>>>

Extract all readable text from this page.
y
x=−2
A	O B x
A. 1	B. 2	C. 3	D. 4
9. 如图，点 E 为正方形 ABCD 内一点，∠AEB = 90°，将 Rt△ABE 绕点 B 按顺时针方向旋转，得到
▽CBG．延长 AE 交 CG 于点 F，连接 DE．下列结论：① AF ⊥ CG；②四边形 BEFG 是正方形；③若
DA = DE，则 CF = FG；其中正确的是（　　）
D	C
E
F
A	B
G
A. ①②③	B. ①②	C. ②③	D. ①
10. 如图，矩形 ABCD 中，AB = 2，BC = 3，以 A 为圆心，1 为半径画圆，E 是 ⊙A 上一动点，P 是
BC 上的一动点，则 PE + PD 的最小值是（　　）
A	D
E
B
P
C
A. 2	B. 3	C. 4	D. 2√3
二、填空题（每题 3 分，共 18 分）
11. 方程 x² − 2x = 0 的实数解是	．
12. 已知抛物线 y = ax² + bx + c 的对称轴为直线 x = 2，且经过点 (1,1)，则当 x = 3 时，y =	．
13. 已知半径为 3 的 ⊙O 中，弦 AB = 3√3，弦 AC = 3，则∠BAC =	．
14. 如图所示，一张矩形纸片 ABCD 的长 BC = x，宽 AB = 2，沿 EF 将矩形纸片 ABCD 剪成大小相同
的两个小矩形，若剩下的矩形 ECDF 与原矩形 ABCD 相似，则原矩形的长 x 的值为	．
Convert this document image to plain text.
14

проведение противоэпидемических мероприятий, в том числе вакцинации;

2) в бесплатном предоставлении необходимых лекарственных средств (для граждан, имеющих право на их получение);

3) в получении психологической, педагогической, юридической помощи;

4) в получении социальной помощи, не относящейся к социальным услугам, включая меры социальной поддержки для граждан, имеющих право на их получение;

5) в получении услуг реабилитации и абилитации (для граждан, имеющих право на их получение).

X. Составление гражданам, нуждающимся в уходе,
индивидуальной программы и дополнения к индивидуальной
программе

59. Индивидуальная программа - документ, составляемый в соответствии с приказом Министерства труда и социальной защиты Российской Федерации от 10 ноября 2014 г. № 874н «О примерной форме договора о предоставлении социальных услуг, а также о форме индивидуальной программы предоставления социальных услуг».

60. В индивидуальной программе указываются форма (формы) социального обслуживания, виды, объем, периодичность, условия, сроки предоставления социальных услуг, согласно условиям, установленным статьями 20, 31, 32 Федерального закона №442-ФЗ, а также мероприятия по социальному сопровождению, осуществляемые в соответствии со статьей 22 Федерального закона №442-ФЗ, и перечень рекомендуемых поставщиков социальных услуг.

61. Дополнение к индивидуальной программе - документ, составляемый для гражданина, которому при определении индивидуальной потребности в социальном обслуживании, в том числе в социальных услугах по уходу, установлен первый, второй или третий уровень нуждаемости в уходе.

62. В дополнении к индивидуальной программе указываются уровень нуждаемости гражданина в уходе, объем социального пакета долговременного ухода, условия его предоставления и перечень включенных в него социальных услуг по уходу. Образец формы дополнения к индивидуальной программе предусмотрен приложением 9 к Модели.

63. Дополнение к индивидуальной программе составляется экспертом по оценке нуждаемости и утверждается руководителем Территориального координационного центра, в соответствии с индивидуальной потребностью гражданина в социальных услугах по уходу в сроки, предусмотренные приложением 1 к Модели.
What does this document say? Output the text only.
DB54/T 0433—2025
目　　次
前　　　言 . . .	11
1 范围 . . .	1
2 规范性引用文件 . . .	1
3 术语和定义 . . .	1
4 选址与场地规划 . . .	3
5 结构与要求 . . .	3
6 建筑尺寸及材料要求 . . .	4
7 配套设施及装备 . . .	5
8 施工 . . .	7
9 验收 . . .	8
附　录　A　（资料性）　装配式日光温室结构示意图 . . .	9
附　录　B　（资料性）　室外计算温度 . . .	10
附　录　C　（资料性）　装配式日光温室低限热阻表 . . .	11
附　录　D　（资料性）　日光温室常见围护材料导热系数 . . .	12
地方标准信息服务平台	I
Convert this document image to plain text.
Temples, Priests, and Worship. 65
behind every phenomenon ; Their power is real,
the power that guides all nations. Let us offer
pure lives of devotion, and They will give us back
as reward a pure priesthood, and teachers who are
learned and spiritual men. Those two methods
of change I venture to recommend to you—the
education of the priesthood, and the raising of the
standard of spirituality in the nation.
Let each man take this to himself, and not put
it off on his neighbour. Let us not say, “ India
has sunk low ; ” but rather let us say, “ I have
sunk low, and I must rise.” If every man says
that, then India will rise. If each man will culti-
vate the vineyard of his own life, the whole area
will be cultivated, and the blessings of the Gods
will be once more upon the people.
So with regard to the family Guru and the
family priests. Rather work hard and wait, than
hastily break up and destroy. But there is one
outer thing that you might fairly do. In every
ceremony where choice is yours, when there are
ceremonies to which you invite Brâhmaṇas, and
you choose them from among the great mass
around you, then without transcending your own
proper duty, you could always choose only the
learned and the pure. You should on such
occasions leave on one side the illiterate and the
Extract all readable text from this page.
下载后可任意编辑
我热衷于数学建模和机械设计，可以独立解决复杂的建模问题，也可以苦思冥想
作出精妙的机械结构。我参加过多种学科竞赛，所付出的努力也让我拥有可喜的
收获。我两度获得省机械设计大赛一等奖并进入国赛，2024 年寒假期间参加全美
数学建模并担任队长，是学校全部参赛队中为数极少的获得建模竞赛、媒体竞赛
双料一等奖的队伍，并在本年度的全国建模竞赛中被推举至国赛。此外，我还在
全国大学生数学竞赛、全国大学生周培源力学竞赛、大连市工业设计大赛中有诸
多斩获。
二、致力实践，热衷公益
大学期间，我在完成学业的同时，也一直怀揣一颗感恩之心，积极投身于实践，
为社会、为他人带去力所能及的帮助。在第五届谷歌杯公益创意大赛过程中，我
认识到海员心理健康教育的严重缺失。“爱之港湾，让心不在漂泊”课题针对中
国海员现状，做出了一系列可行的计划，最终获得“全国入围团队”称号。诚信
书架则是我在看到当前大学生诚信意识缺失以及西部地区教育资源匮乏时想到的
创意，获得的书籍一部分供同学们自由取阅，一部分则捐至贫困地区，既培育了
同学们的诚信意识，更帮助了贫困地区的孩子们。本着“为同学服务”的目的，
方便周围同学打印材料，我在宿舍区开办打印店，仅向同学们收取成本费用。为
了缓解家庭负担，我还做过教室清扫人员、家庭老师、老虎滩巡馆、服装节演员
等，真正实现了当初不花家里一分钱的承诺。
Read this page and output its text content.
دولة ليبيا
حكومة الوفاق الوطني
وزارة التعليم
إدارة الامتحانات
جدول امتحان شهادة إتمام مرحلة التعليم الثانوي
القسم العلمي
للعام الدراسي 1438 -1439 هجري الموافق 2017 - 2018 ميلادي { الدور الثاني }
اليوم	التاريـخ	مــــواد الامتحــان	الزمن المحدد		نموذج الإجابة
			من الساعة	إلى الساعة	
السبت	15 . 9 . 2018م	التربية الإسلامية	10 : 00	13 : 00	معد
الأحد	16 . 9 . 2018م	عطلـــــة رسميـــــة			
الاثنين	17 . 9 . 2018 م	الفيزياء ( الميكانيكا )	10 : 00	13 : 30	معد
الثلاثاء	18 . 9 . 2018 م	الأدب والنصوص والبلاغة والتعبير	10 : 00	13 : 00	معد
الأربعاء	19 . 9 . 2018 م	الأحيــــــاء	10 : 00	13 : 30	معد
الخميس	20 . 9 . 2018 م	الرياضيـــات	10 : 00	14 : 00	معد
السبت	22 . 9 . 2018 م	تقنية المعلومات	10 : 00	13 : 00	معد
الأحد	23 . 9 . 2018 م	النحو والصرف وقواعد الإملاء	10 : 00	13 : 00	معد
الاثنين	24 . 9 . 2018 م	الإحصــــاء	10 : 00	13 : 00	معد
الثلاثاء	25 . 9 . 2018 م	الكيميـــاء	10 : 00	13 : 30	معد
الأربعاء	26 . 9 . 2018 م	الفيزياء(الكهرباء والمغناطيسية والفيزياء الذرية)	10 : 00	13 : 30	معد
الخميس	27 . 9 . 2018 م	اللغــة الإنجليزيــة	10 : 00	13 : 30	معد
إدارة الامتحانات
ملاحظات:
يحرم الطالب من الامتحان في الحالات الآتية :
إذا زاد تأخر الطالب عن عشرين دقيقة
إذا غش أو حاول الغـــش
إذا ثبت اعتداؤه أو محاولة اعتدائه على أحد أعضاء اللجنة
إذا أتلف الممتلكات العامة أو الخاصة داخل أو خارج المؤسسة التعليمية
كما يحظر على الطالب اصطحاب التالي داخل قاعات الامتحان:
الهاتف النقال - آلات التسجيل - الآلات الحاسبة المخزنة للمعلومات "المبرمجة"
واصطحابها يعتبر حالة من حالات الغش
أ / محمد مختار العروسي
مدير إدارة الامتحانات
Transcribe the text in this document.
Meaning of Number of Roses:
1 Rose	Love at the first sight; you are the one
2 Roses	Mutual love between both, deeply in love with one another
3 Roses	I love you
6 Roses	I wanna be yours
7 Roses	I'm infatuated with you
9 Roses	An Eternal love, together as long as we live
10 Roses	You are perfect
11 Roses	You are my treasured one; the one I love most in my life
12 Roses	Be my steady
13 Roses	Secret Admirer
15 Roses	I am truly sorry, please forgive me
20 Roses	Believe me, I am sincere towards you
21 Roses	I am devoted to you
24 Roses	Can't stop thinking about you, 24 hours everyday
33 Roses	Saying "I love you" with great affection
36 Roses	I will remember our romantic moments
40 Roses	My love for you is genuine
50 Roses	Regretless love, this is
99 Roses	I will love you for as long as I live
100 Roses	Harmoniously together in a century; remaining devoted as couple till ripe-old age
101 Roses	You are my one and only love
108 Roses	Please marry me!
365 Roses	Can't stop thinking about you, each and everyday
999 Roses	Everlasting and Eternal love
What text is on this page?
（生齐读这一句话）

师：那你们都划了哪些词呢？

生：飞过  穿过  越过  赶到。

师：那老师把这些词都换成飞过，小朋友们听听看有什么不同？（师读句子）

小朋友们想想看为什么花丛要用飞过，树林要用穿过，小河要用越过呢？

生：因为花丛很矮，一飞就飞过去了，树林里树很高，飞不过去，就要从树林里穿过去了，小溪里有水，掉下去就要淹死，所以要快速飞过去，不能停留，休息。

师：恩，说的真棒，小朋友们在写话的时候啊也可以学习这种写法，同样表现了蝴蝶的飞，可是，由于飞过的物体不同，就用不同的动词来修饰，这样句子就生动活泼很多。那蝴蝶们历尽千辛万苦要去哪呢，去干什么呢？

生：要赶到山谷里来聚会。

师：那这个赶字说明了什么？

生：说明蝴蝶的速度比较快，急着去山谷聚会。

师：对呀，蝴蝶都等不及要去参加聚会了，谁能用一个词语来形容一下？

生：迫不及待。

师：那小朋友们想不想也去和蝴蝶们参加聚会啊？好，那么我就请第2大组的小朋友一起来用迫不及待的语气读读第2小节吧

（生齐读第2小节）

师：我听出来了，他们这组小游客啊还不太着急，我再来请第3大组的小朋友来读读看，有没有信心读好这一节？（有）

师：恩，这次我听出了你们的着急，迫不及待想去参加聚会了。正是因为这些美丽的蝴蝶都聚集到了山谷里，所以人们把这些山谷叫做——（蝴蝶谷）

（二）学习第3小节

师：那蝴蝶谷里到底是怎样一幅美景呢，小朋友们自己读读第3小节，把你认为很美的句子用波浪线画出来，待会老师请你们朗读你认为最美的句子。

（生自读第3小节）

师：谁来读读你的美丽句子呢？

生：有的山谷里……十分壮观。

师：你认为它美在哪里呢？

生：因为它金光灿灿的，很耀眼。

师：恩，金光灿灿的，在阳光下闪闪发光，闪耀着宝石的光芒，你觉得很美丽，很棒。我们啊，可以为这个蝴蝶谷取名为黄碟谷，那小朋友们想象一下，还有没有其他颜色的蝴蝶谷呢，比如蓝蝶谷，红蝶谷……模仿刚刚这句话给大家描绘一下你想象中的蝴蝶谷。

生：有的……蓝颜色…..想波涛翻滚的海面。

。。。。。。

<<<

■ Goal of the exercise:
Identify each line in the entries with the word "document" and copy it.

■ Correct result:
Convert this document image to plain text.
What does this document say? Output the text only.
Convert this document image to plain text.
Transcribe the text in this document.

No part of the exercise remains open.